(Stored data entries)
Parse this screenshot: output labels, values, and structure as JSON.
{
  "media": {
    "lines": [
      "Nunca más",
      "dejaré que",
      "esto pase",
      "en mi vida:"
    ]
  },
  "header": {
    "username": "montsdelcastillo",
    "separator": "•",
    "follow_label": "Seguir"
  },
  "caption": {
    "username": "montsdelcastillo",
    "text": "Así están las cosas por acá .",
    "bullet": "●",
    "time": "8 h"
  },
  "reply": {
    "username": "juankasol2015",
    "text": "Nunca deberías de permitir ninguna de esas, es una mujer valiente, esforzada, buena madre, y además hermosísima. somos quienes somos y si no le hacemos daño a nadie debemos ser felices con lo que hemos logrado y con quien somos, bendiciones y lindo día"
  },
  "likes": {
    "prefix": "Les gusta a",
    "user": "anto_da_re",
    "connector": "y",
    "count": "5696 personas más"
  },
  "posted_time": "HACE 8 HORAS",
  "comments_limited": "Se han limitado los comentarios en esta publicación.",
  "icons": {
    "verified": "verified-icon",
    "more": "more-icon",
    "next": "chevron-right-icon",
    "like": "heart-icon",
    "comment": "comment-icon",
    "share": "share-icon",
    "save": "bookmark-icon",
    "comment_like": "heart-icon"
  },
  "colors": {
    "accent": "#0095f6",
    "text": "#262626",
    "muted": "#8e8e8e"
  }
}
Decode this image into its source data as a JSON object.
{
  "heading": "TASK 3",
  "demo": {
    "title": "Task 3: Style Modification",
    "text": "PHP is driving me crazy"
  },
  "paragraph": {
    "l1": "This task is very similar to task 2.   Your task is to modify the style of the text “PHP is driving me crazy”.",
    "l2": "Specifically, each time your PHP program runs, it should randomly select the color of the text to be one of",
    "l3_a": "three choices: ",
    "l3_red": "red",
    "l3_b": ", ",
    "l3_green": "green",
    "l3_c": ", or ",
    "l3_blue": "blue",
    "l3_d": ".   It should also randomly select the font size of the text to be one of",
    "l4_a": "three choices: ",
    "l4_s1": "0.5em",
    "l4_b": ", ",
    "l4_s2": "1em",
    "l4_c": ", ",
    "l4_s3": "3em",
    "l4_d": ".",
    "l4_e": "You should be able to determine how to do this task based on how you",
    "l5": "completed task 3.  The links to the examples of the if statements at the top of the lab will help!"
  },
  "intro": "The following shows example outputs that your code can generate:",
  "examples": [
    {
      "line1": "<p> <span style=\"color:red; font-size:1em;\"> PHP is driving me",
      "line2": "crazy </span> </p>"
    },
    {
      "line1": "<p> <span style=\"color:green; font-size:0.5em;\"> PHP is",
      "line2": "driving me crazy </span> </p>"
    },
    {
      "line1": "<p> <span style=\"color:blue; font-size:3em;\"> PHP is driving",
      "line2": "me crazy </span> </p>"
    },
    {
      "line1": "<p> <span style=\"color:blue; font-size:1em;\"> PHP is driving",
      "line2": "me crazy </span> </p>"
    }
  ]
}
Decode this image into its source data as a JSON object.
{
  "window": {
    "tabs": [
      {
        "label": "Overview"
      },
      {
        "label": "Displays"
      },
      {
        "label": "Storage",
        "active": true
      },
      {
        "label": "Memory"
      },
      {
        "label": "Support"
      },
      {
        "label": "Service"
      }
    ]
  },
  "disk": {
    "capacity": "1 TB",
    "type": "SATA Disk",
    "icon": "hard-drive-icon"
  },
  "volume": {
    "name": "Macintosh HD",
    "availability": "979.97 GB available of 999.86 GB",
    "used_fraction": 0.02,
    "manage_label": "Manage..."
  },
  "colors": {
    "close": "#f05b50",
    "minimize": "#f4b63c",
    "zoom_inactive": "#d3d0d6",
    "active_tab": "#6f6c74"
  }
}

Exercise goal: Gather from the entries above all lines that include the string "blue".

Full solution:
    "l3_blue": "blue",
      "line1": "<p> <span style=\"color:blue; font-size:3em;\"> PHP is driving",
      "line1": "<p> <span style=\"color:blue; font-size:1em;\"> PHP is driving",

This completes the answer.